* TO DO:
Copy each line below in which the string "shelf" occurs.

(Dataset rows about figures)
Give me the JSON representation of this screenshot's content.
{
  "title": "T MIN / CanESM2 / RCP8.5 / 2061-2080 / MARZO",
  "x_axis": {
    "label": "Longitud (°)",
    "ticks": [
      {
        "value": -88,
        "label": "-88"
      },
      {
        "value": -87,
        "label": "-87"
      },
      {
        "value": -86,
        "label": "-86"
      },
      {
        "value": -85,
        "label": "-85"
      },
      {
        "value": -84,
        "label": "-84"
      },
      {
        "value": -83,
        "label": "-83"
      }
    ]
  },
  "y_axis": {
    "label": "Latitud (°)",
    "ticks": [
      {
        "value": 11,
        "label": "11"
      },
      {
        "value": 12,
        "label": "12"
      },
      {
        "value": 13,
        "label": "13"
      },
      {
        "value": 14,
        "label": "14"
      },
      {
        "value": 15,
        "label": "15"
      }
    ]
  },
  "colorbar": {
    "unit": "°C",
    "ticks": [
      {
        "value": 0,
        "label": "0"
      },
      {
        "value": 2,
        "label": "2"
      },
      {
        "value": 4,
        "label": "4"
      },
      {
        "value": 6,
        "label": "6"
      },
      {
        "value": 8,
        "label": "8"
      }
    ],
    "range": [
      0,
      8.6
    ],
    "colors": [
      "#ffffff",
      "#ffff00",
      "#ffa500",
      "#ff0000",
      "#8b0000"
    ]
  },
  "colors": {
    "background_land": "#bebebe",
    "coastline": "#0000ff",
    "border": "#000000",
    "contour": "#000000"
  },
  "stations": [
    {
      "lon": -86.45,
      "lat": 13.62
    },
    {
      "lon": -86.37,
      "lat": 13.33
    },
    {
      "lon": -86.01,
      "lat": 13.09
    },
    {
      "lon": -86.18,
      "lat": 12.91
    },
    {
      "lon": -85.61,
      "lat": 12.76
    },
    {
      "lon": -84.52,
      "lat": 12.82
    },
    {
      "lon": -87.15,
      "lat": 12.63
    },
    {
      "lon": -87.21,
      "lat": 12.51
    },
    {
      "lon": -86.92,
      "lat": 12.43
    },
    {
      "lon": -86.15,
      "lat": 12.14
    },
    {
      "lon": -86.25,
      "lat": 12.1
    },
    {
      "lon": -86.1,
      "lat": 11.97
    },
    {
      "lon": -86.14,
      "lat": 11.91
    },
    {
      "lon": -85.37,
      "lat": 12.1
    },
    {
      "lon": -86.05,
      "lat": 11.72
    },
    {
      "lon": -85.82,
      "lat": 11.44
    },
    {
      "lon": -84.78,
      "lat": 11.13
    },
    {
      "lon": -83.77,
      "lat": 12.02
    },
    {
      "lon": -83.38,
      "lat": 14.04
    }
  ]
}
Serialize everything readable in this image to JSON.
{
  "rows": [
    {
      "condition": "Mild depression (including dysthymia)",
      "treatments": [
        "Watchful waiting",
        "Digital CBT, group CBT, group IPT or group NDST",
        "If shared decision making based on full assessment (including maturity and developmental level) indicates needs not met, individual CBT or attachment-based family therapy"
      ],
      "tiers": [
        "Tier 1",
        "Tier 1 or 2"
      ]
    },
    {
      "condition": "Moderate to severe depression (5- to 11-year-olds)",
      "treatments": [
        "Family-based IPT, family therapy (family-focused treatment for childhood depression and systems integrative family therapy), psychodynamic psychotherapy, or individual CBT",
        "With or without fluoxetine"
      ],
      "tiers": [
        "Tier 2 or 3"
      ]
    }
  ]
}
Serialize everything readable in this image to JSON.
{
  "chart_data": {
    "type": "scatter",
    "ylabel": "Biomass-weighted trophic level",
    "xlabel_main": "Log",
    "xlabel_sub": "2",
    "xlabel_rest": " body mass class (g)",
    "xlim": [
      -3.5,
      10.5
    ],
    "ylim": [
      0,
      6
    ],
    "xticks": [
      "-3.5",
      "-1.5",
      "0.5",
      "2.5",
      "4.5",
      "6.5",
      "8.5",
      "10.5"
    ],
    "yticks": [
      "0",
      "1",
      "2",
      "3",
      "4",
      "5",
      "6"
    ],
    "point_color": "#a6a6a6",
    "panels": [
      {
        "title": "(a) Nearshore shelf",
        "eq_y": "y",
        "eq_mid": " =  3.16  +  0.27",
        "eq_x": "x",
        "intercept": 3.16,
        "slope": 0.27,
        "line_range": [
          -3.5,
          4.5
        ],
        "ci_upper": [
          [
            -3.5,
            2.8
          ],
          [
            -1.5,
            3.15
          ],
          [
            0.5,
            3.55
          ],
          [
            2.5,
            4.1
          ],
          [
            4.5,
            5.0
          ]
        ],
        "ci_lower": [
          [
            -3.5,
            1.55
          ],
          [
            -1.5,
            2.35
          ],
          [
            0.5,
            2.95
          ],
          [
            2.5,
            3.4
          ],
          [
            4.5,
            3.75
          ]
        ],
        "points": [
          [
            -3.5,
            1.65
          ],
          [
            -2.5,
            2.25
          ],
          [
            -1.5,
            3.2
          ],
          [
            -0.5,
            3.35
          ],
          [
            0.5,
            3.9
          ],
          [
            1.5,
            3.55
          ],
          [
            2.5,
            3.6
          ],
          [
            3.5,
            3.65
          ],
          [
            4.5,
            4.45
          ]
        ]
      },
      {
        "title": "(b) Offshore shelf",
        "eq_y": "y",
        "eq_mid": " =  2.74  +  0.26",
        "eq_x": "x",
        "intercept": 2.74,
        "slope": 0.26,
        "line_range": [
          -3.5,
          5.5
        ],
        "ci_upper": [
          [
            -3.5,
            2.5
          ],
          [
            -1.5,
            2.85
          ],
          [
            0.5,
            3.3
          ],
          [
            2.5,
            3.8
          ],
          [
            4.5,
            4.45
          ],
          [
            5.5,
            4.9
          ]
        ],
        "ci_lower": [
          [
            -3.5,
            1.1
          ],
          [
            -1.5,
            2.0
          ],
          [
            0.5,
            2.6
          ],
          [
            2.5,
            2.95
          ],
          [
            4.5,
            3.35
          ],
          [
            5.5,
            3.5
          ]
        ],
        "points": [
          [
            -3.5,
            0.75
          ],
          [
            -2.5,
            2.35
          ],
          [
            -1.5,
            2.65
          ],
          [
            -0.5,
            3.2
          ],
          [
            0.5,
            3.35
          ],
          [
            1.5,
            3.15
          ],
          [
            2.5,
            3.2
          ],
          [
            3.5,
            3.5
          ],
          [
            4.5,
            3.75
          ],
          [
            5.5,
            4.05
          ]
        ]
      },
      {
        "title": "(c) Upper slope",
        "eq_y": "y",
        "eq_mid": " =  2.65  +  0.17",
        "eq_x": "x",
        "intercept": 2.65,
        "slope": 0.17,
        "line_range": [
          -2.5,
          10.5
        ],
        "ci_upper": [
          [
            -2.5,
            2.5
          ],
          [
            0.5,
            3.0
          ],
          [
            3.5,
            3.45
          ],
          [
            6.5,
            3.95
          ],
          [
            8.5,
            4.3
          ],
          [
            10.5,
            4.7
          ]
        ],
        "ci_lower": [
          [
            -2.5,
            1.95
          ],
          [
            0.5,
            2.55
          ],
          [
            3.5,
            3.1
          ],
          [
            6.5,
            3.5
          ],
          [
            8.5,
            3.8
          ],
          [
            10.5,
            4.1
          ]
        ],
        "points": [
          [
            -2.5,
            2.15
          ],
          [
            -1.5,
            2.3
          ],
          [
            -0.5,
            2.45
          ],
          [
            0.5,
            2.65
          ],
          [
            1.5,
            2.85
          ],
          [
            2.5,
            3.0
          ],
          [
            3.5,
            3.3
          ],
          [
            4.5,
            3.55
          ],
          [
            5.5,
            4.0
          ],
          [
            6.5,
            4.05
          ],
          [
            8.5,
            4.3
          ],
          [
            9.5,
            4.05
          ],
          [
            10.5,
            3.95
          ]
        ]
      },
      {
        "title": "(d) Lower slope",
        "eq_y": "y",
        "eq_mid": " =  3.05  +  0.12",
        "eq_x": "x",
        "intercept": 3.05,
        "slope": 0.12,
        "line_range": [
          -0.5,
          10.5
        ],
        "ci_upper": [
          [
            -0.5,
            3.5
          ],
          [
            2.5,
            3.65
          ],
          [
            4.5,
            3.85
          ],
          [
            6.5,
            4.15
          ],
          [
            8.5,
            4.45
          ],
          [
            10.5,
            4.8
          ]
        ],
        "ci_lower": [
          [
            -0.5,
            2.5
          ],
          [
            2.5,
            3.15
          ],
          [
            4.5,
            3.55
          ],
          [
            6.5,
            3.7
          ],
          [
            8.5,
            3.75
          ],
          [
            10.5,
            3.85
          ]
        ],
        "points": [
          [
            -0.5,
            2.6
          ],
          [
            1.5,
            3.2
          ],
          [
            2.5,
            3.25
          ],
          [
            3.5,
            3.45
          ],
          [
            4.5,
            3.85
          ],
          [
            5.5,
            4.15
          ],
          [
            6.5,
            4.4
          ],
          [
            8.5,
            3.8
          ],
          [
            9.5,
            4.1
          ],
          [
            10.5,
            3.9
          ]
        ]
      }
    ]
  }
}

* EXERCISE RESPONSE:
        "title": "(a) Nearshore shelf",
        "title": "(b) Offshore shelf",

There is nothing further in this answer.